Selected excerpt:

□ □ □ □

Results: Between January 2017 and December 2021, 758 cases were examined. Males made up 436 (57.5%) of the total. Over half of the patients were children under the age of five. The average patient course time preceding admission to UDP was 6.0 months (95% CI 10.512.6). These patients visited an average of 1.8 clinics during their diagnostic journey. Except for 69 individuals (90.9%), all had more than one presenting symptom in various organs: 460 (60.7%) had neurology difficulties, 151 (19.9%) had endocrine problems, and 141 (18.6%) had immunology problems. UDP has a diagnosis rate of 61.3%. Genetic testing was performed on 469 of the 758 patients, for a genetic diagnosis rate of 15.8%. The UDP method has a sensitivity of 94.5%, a specificity of 86.4%, a positive predictive value of 92.8%, and an negative predictive value of 89.5%.
Conclusion: Our UDP targets an unmet need, namely the diagnosis of patients with complicated, multisystem illnesses. Using a multidisciplinary team model approach, this UDP pilot study achieved a reasonable diagnosis success rate, increasing the possibility of more diagnoses and new scientific discoveries of difficult and rare diseases.
Background
Undiagnosed diseases are frequently rare, sometimes extremely rare, defined as affecting fewer than five people per 10,000 in the European Union (EU) or fewer than 20,000 persons in the United States (US) (1, 2). Patients suffering from undiagnosed diseases may be on a diagnostic journey for years, even decades (3). Undiagnosed diseases constitute an unmet medical need because they contribute for a considerable fraction of the overall rare diseases burden (4). Most patients begin their diagnostic journey for their complex medical issue with a single physician but later seek additional examination through referrals to many specific subspecialists. These referrals may result in an incomplete overall assessment of the patient, and the patient will require the specialist’s teamwork to obtain a precise diagnosis. A further problem in pediatrics is that disease progression or developmentally linked changes in the patient’s physiology, many of which are growth-related, pose an extra challenge (5).

□ □ □ □

Listed entries:

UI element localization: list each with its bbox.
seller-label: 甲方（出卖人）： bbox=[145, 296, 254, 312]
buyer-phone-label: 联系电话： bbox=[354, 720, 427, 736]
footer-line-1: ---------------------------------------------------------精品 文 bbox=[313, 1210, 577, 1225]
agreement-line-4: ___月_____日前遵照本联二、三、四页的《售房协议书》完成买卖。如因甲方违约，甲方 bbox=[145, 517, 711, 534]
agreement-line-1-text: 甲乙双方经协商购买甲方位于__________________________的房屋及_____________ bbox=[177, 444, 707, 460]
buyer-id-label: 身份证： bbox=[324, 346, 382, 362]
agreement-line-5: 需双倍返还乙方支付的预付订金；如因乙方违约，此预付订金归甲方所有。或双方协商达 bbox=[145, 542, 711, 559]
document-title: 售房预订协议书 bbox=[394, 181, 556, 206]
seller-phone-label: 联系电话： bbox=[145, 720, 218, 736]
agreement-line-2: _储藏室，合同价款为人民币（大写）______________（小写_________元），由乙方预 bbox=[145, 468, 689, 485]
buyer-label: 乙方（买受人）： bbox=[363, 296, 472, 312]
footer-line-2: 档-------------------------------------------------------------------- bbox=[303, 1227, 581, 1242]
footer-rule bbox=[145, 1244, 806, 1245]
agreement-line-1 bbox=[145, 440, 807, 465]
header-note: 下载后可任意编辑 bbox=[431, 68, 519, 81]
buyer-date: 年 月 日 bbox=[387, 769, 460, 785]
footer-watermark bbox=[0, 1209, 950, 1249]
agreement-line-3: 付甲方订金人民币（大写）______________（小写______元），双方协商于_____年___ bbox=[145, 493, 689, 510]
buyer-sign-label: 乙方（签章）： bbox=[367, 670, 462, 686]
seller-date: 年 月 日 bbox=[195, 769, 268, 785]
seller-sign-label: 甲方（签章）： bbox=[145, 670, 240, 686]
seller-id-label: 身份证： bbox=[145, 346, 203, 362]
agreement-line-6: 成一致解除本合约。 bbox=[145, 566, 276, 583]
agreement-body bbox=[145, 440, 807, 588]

□ □ □ □

Check your understanding:
A. Using the text on the undiagnosed diseases program, decide whether each statement agrees with it. Answer yes or no and quote the deciding words.
(i) Every one of the 758 patients received genetic testing.
(ii) Males made up more than half of the cases.
(iii) In the European Union, a rare disease is one affecting fewer than 20,000 persons.
B. Answer these questions from the text on the undiagnosed diseases program.
(i) On average, how many clinics did the patients visit during their diagnostic journey?
(ii) What approach did the pilot study use?
(iii) What poses an extra challenge in pediatrics?
C. Carry on the text on the undiagnosed diseases program, starting after its last sentence.

Task results:
A.
(i) No: "Genetic testing was performed on 469 of the 758 patients"
(ii) Yes: "Males made up 436 (57.5%) of the total."
(iii) No: "defined as affecting fewer than five people per 10,000 in the European Union (EU)"

B.
(i) 1.8 clinics
(ii) A multidisciplinary team model approach
(iii) Disease progression or developmentally linked changes in the patient's physiology, many of which are growth-related

C.
The National Institutes of Health (NIH) launched the UDP in May 2008 to address the unmet needs of individuals and families suffering from rare or multisystem disorders who remained undetected despite extensive testing. Thus far, a nationwide network of collaboration has been established, considerably benefiting a large number of these patients. The goal of NIH-UDP was to diagnose patients who remained unidentified. Furthermore, they worked to discover new illnesses and provided insight into disease mechanisms (6). Given that China’s population is many times larger than that of the US, the UDP initiative will benefit a larger number of people there. We performed the Undiagnosed Diseases Program (UDP) in March 2016 in response to the needs of pediatric undiagnosed diseases as a large national pediatric medical facility. Our UDP study looked into a multidisciplinary team concept for kids. In this section, we present our UDP’s experience and strategy, emphasizing comprehension of the benefits, limitations, and success factors of such initiatives in clinical practice.
Methods
The undiagnosed diseases program of children’s hospital of Fudan university
Our UDP team includes hospitalists, geneticists, radiologists, pathologists, and an access-coordinating specialist representing the majority of pediatric subspecialties. Each subspecialist brings to the evaluation experience and knowledge as both a pediatrician and a specialty physician, and they are invaluable in providing insights into the intricacies associated with specific symptoms or disease processes examined in the differential diagnosis.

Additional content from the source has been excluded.